RECORDS FOR THIS TASK

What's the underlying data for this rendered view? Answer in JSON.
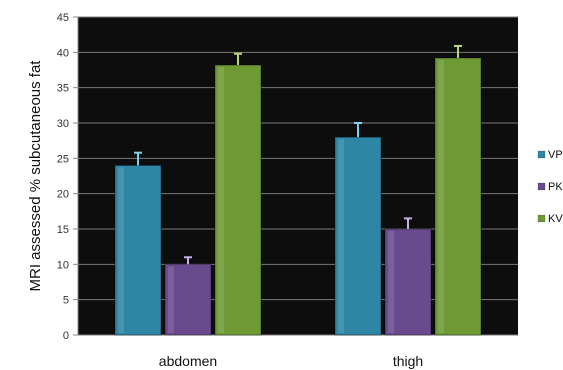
{
  "chart_data": {
    "type": "bar",
    "categories": [
      "abdomen",
      "thigh"
    ],
    "series": [
      {
        "name": "VP",
        "values": [
          24,
          28
        ],
        "errors": [
          1.8,
          2.0
        ],
        "color": "#2e86a4"
      },
      {
        "name": "PK",
        "values": [
          10,
          15
        ],
        "errors": [
          1.0,
          1.5
        ],
        "color": "#6a4a8e"
      },
      {
        "name": "KV",
        "values": [
          38.2,
          39.2
        ],
        "errors": [
          1.6,
          1.7
        ],
        "color": "#6e9a34"
      }
    ],
    "ylabel": "MRI assessed % subcutaneous  fat",
    "ylim": [
      0,
      45
    ],
    "yticks": [
      0,
      5,
      10,
      15,
      20,
      25,
      30,
      35,
      40,
      45
    ],
    "grid": true,
    "legend_position": "right",
    "plot_background": "#0d0d0d",
    "error_bar_colors": [
      "#7fd2ea",
      "#c7b3e8",
      "#b7d77a"
    ]
  }
}
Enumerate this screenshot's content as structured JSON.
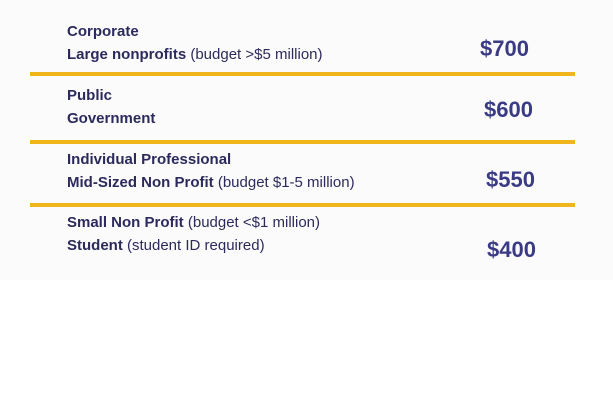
{
  "colors": {
    "rule": "#f1b51c",
    "text": "#2c2a5c",
    "price": "#3a3a85"
  },
  "tiers": [
    {
      "line1_bold": "Corporate",
      "line1_note": "",
      "line2_bold": "Large nonprofits",
      "line2_note": " (budget >$5 million)",
      "price": "$700"
    },
    {
      "line1_bold": "Public",
      "line1_note": "",
      "line2_bold": "Government",
      "line2_note": "",
      "price": "$600"
    },
    {
      "line1_bold": "Individual Professional",
      "line1_note": "",
      "line2_bold": "Mid-Sized Non Profit",
      "line2_note": " (budget $1-5 million)",
      "price": "$550"
    },
    {
      "line1_bold": "Small Non Profit",
      "line1_note": " (budget <$1 million)",
      "line2_bold": "Student",
      "line2_note": " (student ID required)",
      "price": "$400"
    }
  ]
}
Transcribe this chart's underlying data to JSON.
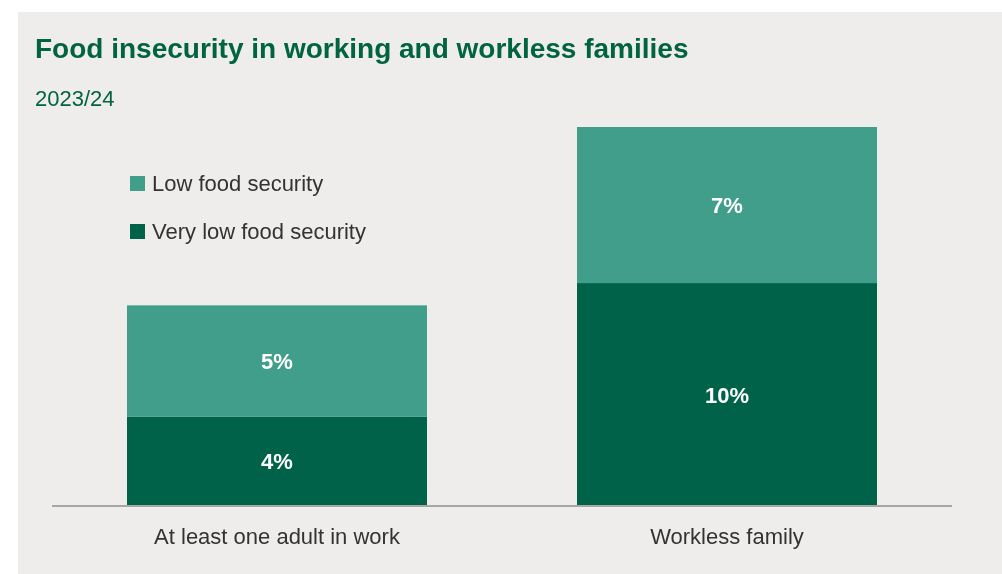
{
  "chart_data": {
    "type": "bar",
    "title": "Food insecurity in working and workless families",
    "subtitle": "2023/24",
    "categories": [
      "At least one adult in work",
      "Workless family"
    ],
    "stacked": true,
    "legend": "top left",
    "series": [
      {
        "name": "Very low food security",
        "color": "#006349",
        "values": [
          4,
          10
        ],
        "value_labels": [
          "4%",
          "10%"
        ]
      },
      {
        "name": "Low food security",
        "color": "#409e8a",
        "values": [
          5,
          7
        ],
        "value_labels": [
          "5%",
          "7%"
        ]
      }
    ]
  }
}
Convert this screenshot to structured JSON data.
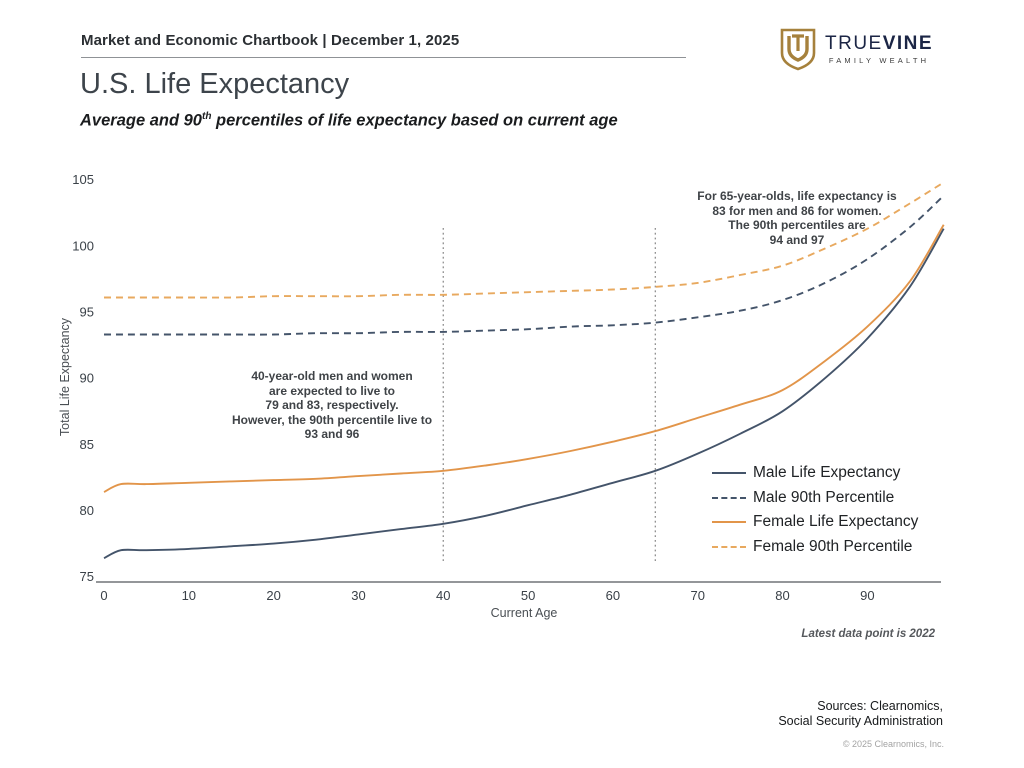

WORK INSTRUCTIONS
Return all of the entries exactly as written, but drop any pictures they hold.

RESPONSE TO THIS EXERCISE
What's the underlying data for this rendered view? Answer in JSON.
{
  "chart_data": {
    "type": "bar",
    "categories": [
      "abdomen",
      "thigh"
    ],
    "series": [
      {
        "name": "VP",
        "values": [
          24,
          28
        ],
        "errors": [
          1.8,
          2.0
        ],
        "color": "#2e86a4"
      },
      {
        "name": "PK",
        "values": [
          10,
          15
        ],
        "errors": [
          1.0,
          1.5
        ],
        "color": "#6a4a8e"
      },
      {
        "name": "KV",
        "values": [
          38.2,
          39.2
        ],
        "errors": [
          1.6,
          1.7
        ],
        "color": "#6e9a34"
      }
    ],
    "ylabel": "MRI assessed % subcutaneous  fat",
    "ylim": [
      0,
      45
    ],
    "yticks": [
      0,
      5,
      10,
      15,
      20,
      25,
      30,
      35,
      40,
      45
    ],
    "grid": true,
    "legend_position": "right",
    "plot_background": "#0d0d0d",
    "error_bar_colors": [
      "#7fd2ea",
      "#c7b3e8",
      "#b7d77a"
    ]
  }
}
Enumerate this screenshot's content as structured JSON.
{
  "colors": {
    "rule": "#f1b51c",
    "text": "#2c2a5c",
    "price": "#3a3a85"
  },
  "tiers": [
    {
      "line1_bold": "Corporate",
      "line1_note": "",
      "line2_bold": "Large nonprofits",
      "line2_note": " (budget >$5 million)",
      "price": "$700"
    },
    {
      "line1_bold": "Public",
      "line1_note": "",
      "line2_bold": "Government",
      "line2_note": "",
      "price": "$600"
    },
    {
      "line1_bold": "Individual Professional",
      "line1_note": "",
      "line2_bold": "Mid-Sized Non Profit",
      "line2_note": " (budget $1-5 million)",
      "price": "$550"
    },
    {
      "line1_bold": "Small Non Profit",
      "line1_note": " (budget <$1 million)",
      "line2_bold": "Student",
      "line2_note": " (student ID required)",
      "price": "$400"
    }
  ]
}
Transcribe this chart's underlying data to JSON.
{
  "chart_data": {
    "type": "bar",
    "title": "Food insecurity in working and workless families",
    "subtitle": "2023/24",
    "categories": [
      "At least one adult in work",
      "Workless family"
    ],
    "stacked": true,
    "legend": "top left",
    "series": [
      {
        "name": "Very low food security",
        "color": "#006349",
        "values": [
          4,
          10
        ],
        "value_labels": [
          "4%",
          "10%"
        ]
      },
      {
        "name": "Low food security",
        "color": "#409e8a",
        "values": [
          5,
          7
        ],
        "value_labels": [
          "5%",
          "7%"
        ]
      }
    ]
  }
}
Convert this screenshot to structured JSON data.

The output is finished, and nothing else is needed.